[Stored records]
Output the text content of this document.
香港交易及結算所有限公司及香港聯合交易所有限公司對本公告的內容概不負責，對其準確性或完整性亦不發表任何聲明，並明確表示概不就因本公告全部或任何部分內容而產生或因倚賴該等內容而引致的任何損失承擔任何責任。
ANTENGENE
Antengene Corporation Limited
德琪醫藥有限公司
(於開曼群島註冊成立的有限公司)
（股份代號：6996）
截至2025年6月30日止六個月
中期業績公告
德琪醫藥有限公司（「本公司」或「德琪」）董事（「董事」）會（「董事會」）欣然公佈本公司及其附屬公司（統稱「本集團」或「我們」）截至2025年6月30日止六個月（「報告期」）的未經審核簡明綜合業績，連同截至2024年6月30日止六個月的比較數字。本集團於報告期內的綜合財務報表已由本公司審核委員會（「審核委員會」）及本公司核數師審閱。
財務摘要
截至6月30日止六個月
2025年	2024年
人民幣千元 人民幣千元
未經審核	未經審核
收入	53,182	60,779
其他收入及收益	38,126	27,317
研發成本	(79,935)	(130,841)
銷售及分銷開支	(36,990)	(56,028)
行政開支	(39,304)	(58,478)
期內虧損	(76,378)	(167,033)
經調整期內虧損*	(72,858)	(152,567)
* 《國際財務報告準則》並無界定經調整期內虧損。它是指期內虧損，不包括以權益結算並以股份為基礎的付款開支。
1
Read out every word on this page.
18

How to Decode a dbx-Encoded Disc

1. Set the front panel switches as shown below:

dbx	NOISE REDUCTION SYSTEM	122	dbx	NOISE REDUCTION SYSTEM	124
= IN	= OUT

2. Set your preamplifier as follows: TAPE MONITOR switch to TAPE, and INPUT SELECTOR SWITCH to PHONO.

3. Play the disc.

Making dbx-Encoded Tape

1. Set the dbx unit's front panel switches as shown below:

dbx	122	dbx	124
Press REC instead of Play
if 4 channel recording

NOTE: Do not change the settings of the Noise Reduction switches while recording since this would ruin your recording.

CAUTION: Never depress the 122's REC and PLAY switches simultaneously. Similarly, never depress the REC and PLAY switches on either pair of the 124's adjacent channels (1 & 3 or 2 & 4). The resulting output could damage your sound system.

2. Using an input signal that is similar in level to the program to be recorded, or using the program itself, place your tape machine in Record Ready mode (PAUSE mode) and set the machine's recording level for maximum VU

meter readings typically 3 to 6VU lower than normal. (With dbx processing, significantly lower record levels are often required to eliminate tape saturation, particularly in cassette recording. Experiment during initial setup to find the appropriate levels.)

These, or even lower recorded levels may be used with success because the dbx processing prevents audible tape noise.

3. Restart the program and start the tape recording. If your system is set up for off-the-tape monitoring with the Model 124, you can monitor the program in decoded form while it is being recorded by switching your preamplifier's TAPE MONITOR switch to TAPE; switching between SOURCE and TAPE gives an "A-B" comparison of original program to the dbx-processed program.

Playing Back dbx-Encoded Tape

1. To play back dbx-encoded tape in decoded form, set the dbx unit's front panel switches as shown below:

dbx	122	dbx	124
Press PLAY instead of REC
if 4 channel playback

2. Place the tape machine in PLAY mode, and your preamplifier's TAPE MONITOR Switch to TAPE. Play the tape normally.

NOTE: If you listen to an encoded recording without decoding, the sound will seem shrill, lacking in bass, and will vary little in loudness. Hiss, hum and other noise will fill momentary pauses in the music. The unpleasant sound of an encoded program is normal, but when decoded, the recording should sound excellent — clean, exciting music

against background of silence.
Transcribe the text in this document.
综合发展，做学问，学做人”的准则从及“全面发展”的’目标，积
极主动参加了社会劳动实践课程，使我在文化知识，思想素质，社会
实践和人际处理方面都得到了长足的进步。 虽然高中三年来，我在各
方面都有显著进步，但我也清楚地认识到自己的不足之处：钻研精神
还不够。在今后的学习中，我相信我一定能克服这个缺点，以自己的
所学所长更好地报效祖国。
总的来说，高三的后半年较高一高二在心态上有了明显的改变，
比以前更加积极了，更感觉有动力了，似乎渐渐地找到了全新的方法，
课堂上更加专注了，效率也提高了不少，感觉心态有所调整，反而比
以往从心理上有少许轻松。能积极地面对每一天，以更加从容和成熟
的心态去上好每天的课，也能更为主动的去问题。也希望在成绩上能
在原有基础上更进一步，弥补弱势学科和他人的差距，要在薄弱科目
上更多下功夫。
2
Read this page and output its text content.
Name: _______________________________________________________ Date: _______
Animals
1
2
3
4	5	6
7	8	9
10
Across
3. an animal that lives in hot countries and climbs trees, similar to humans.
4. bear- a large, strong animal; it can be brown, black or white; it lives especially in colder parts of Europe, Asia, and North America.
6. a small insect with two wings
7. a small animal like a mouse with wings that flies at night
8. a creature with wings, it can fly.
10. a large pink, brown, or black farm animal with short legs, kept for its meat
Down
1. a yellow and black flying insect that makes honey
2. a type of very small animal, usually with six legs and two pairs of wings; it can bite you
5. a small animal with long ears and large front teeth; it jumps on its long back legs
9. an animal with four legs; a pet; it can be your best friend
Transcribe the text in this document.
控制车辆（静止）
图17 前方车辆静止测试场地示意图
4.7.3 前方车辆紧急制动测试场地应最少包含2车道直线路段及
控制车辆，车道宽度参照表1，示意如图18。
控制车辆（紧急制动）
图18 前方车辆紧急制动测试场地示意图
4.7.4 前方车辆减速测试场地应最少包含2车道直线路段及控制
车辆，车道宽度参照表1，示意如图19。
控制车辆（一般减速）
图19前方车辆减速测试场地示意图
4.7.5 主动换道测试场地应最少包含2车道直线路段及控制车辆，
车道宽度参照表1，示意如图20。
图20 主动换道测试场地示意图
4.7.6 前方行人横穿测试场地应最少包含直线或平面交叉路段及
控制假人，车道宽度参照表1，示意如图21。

Set problem: Some lines of the records may hold the word "machine". How many do? Answer with a number and nothing else.

Problem solution: 2